### EXERCISE BRIEF
How many of the lines here include "ylabel"? Answer with a single number.

### SUPPLIED MATERIAL
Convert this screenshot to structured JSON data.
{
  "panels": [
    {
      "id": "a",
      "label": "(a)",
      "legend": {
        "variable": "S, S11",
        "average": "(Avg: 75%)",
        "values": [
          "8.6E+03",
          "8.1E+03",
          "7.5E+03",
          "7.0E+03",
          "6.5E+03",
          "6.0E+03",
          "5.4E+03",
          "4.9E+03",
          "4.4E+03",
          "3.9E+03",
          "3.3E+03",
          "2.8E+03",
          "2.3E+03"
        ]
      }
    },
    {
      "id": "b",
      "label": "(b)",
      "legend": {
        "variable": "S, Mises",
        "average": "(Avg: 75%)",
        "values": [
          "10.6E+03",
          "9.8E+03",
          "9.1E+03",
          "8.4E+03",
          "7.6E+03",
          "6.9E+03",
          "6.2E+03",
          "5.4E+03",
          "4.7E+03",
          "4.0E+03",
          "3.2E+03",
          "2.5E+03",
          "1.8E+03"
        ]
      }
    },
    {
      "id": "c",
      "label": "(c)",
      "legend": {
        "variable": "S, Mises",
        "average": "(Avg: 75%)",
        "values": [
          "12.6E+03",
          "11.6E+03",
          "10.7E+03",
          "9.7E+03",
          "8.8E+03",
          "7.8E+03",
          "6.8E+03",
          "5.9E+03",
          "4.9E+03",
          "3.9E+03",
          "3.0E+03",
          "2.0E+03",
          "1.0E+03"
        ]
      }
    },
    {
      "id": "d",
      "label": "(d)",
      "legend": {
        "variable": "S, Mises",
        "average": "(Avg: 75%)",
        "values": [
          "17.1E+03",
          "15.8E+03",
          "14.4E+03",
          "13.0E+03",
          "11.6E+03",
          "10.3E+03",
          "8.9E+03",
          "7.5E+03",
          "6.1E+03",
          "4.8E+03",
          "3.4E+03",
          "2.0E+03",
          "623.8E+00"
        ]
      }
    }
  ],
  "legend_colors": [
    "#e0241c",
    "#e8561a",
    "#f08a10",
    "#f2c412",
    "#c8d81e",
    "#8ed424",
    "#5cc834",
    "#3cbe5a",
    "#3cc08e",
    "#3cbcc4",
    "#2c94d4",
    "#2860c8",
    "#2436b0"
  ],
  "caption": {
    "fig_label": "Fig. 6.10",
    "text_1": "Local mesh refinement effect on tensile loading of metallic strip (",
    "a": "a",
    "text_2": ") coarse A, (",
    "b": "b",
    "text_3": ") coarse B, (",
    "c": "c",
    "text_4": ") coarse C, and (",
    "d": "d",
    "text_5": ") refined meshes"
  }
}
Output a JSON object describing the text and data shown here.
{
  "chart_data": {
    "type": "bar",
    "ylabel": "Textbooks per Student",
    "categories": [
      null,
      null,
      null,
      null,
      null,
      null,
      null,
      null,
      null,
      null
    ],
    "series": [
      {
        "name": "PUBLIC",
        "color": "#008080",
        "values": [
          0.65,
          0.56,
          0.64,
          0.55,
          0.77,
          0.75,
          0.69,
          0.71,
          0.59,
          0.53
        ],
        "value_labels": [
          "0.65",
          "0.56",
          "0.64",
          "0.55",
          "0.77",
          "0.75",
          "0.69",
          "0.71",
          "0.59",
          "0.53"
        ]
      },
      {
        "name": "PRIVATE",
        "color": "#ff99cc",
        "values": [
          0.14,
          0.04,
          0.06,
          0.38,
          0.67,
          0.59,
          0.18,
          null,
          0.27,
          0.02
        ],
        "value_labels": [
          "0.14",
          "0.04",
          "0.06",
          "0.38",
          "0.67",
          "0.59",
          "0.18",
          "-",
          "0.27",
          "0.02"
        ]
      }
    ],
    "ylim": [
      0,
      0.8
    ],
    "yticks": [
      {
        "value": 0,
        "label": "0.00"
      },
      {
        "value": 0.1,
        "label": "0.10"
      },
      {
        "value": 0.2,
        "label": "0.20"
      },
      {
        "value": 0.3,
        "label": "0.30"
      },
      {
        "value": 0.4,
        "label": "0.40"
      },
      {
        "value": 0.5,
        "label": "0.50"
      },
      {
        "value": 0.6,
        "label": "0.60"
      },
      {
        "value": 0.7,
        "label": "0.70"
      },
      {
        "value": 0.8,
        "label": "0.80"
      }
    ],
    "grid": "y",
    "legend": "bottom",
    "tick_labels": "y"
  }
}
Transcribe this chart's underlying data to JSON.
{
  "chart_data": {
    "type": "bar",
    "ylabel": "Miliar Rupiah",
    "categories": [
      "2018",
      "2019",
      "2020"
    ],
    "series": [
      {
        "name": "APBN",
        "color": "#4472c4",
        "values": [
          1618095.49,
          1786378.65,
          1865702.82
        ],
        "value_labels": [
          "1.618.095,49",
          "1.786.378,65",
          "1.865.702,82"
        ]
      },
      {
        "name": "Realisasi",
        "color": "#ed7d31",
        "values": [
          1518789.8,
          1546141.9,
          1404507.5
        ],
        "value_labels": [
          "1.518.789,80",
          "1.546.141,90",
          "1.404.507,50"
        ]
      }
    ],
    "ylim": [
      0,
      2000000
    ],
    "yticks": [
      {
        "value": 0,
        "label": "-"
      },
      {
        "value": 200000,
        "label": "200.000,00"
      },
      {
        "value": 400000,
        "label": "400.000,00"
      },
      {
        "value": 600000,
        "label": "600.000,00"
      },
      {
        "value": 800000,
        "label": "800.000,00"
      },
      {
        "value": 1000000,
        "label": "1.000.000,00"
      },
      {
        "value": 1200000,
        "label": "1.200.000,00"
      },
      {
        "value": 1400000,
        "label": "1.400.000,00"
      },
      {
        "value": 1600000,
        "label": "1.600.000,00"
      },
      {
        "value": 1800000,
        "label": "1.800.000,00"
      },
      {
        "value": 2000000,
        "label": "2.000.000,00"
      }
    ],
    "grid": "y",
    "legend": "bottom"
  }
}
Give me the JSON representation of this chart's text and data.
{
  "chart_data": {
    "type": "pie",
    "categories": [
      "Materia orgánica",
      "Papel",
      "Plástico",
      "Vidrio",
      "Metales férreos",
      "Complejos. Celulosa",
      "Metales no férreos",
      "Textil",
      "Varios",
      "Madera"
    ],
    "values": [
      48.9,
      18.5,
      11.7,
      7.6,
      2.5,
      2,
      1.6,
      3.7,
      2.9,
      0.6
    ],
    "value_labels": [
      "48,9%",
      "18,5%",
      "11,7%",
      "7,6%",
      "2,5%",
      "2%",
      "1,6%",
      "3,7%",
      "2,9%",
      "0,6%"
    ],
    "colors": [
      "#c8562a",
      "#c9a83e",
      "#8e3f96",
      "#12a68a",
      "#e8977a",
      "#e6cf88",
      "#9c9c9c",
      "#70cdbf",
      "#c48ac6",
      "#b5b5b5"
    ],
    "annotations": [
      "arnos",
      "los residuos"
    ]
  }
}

### TASK ANSWER
2